Copy down all of the data underneath, exactly as shown.

[start SOURCE RECORDS]

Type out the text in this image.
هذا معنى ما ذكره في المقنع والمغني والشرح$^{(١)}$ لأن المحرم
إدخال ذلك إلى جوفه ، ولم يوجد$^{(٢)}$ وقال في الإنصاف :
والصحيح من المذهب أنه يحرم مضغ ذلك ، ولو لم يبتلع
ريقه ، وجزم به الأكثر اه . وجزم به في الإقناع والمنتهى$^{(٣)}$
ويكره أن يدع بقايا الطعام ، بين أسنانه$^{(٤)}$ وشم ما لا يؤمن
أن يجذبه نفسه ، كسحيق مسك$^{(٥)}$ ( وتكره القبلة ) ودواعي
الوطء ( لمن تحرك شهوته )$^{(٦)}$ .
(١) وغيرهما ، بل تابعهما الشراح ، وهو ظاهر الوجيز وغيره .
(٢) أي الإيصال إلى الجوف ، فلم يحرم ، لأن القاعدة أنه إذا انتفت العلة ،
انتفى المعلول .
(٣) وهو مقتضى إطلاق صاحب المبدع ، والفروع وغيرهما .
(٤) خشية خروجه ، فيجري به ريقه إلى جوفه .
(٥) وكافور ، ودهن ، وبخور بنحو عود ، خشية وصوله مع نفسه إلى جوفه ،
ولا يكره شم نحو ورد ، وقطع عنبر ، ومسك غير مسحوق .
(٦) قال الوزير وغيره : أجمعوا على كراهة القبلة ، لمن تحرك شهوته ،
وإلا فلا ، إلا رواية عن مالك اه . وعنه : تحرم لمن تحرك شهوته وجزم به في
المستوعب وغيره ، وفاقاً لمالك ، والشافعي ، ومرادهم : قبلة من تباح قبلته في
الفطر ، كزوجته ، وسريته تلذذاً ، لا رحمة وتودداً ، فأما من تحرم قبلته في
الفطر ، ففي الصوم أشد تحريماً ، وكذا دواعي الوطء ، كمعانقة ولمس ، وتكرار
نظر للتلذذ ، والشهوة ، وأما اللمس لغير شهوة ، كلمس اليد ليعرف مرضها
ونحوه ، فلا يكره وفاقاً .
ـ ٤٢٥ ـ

[end SOURCE RECORDS]

RESULT OF THE TASK.
Type out the text in this image.
هذا معنى ما ذكره في المقنع والمغني والشرح$^{(١)}$ لأن المحرم
إدخال ذلك إلى جوفه ، ولم يوجد$^{(٢)}$ وقال في الإنصاف :
والصحيح من المذهب أنه يحرم مضغ ذلك ، ولو لم يبتلع
ريقه ، وجزم به الأكثر اه . وجزم به في الإقناع والمنتهى$^{(٣)}$
ويكره أن يدع بقايا الطعام ، بين أسنانه$^{(٤)}$ وشم ما لا يؤمن
أن يجذبه نفسه ، كسحيق مسك$^{(٥)}$ ( وتكره القبلة ) ودواعي
الوطء ( لمن تحرك شهوته )$^{(٦)}$ .
(١) وغيرهما ، بل تابعهما الشراح ، وهو ظاهر الوجيز وغيره .
(٢) أي الإيصال إلى الجوف ، فلم يحرم ، لأن القاعدة أنه إذا انتفت العلة ،
انتفى المعلول .
(٣) وهو مقتضى إطلاق صاحب المبدع ، والفروع وغيرهما .
(٤) خشية خروجه ، فيجري به ريقه إلى جوفه .
(٥) وكافور ، ودهن ، وبخور بنحو عود ، خشية وصوله مع نفسه إلى جوفه ،
ولا يكره شم نحو ورد ، وقطع عنبر ، ومسك غير مسحوق .
(٦) قال الوزير وغيره : أجمعوا على كراهة القبلة ، لمن تحرك شهوته ،
وإلا فلا ، إلا رواية عن مالك اه . وعنه : تحرم لمن تحرك شهوته وجزم به في
المستوعب وغيره ، وفاقاً لمالك ، والشافعي ، ومرادهم : قبلة من تباح قبلته في
الفطر ، كزوجته ، وسريته تلذذاً ، لا رحمة وتودداً ، فأما من تحرم قبلته في
الفطر ، ففي الصوم أشد تحريماً ، وكذا دواعي الوطء ، كمعانقة ولمس ، وتكرار
نظر للتلذذ ، والشهوة ، وأما اللمس لغير شهوة ، كلمس اليد ليعرف مرضها
ونحوه ، فلا يكره وفاقاً .
ـ ٤٢٥ ـ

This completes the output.